**What you have to do**
Search the material for the string "this" and copy each line where it occurs.

=====

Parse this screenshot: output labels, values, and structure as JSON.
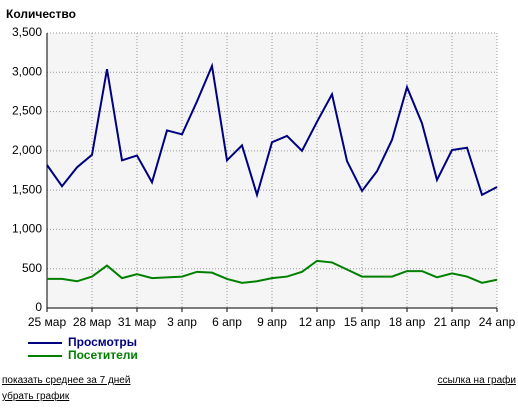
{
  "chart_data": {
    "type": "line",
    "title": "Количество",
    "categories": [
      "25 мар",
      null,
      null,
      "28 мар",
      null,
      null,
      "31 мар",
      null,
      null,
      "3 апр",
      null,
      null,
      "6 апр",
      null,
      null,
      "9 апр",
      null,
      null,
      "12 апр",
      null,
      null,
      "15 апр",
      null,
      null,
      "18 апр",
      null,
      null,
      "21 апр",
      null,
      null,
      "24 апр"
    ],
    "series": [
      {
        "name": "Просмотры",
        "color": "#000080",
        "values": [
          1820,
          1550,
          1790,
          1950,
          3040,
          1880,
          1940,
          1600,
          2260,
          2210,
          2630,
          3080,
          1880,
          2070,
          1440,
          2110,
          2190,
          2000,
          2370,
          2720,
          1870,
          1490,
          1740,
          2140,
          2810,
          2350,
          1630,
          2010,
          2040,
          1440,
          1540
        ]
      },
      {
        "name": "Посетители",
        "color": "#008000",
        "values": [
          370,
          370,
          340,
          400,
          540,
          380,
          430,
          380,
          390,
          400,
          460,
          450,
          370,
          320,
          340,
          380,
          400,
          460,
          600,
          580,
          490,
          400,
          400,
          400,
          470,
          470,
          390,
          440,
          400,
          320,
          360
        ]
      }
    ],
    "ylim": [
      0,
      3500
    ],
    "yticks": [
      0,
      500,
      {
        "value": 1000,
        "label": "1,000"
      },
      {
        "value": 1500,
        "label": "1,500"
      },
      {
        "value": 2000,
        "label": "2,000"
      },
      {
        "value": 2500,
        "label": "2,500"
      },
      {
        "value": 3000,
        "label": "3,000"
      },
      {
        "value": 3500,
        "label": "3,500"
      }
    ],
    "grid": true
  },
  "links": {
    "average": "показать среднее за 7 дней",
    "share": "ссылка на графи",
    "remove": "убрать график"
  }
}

=====

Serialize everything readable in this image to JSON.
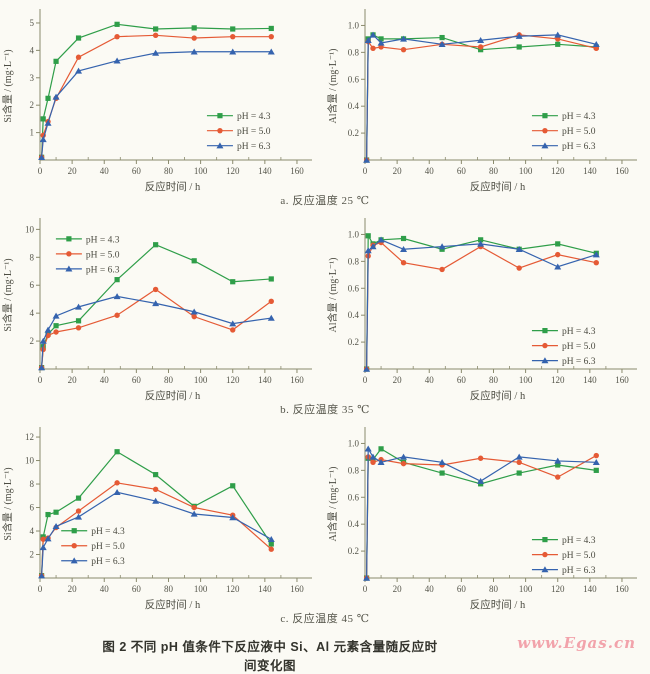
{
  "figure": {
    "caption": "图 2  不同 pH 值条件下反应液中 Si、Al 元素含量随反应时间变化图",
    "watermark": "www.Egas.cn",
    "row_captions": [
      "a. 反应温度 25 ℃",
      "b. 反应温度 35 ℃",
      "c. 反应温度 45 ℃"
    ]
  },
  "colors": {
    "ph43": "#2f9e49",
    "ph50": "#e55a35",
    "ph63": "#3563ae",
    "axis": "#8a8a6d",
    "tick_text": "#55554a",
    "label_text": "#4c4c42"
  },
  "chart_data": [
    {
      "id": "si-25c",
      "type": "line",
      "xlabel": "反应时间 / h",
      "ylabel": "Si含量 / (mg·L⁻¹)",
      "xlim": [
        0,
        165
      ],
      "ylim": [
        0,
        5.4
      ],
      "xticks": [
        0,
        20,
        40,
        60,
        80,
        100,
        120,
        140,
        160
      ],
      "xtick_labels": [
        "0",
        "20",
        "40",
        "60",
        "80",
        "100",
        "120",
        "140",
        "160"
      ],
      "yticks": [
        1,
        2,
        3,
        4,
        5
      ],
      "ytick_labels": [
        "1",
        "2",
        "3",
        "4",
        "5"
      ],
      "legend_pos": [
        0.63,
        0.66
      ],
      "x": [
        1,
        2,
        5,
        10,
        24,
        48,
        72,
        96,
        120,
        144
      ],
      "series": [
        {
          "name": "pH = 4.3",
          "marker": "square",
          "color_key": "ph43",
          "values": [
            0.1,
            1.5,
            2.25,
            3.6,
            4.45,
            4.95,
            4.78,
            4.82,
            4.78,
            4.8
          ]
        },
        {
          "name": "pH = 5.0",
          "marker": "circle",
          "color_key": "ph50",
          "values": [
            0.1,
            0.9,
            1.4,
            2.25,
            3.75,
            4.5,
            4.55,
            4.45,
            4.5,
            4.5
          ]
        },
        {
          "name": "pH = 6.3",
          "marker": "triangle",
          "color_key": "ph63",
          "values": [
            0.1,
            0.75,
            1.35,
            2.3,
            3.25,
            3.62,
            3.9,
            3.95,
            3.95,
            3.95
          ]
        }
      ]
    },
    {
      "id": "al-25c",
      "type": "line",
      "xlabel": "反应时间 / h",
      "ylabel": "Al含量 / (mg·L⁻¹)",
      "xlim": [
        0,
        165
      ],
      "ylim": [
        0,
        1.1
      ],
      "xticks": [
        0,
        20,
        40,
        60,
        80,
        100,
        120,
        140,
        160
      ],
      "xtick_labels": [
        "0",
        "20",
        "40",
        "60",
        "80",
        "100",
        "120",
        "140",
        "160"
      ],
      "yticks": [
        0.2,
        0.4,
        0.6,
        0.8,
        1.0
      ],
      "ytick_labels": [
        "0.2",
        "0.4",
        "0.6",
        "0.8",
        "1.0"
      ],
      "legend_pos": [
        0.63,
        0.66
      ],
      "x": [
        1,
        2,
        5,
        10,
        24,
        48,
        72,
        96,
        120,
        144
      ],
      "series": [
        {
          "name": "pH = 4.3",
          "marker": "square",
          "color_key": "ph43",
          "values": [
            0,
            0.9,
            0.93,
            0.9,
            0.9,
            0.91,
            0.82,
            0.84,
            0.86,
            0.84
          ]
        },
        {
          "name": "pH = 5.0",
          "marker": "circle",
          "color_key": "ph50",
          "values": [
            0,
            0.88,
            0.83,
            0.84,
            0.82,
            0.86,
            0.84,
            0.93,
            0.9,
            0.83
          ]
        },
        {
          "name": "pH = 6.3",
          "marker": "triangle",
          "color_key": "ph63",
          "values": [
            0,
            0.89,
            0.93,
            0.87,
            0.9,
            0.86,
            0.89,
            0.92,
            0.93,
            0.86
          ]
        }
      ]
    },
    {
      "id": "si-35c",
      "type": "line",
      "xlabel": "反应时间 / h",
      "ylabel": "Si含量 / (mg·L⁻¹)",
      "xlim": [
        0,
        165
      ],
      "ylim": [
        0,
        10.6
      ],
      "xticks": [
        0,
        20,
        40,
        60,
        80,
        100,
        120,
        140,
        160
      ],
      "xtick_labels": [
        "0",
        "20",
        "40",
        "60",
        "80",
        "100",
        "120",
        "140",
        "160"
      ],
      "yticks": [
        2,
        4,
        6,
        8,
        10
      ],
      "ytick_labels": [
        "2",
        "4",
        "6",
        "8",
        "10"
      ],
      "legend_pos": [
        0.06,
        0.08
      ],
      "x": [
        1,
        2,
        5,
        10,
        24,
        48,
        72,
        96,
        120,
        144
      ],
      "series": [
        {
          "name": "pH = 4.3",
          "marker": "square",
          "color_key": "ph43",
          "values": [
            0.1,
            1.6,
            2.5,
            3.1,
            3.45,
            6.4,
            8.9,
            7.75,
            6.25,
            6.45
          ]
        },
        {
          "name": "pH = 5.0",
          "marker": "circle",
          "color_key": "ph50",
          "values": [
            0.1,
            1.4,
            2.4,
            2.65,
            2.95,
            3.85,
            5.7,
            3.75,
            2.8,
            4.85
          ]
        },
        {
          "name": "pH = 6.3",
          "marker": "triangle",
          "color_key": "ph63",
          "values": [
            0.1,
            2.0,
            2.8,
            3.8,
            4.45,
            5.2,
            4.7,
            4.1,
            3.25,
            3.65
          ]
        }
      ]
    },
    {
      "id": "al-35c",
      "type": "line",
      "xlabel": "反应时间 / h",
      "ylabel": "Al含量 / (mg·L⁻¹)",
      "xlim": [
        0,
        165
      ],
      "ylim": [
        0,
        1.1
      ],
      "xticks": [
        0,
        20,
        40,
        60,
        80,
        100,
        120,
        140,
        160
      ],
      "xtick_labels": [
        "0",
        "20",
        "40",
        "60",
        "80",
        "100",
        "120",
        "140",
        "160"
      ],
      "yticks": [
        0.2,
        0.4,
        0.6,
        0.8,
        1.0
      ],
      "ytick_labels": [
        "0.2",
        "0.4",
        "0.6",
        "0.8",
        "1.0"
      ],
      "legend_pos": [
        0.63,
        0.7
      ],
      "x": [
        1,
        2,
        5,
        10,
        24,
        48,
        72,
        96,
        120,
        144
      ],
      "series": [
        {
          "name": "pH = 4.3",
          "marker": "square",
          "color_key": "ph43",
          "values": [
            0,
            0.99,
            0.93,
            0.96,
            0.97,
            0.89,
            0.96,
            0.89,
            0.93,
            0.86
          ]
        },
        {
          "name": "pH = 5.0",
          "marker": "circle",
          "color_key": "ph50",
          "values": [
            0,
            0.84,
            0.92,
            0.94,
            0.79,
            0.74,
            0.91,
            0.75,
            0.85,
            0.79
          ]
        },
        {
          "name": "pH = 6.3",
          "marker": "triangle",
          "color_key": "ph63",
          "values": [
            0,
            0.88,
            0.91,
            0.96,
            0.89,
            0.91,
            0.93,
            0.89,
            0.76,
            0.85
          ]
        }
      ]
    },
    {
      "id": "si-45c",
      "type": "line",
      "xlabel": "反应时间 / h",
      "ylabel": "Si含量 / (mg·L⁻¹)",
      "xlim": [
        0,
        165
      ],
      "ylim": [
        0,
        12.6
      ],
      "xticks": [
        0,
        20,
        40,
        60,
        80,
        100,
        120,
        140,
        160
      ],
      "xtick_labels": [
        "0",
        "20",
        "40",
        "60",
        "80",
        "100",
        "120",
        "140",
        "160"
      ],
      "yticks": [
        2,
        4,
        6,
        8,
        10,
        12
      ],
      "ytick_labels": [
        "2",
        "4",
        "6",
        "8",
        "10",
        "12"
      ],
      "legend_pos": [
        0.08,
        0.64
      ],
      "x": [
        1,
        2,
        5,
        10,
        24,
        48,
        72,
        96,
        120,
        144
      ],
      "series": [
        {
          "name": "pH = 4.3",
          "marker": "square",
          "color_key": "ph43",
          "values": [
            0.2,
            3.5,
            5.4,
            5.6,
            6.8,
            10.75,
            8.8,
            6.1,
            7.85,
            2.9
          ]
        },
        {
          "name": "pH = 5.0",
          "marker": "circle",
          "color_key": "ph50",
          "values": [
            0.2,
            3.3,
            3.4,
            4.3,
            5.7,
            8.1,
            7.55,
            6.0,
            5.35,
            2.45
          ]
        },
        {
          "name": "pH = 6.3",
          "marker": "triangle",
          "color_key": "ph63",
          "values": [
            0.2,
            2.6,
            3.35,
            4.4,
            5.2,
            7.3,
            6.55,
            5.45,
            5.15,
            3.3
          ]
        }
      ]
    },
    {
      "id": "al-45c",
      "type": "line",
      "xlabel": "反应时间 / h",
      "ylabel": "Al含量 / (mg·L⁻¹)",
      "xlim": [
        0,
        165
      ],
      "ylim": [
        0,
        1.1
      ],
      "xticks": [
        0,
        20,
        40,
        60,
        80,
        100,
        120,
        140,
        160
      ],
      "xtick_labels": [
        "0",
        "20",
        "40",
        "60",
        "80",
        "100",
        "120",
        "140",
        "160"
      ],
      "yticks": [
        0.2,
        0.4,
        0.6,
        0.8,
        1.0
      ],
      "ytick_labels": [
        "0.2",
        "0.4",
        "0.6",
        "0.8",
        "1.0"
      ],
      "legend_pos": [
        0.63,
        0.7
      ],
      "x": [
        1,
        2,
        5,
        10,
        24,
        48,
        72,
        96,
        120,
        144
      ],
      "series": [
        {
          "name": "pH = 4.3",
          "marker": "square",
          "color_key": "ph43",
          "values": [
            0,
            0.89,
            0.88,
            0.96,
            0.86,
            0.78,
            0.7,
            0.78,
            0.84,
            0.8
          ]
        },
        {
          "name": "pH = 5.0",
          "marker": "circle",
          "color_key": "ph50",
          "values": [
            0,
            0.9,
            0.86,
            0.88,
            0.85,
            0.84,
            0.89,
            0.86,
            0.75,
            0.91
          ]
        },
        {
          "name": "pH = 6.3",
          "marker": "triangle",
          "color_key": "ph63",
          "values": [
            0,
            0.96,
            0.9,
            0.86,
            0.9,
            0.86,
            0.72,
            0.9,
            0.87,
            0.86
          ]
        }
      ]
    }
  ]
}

=====

**The reply**
Parse this screenshot: output labels, values, and structure as JSON.
Serialize everything readable in this image to JSON.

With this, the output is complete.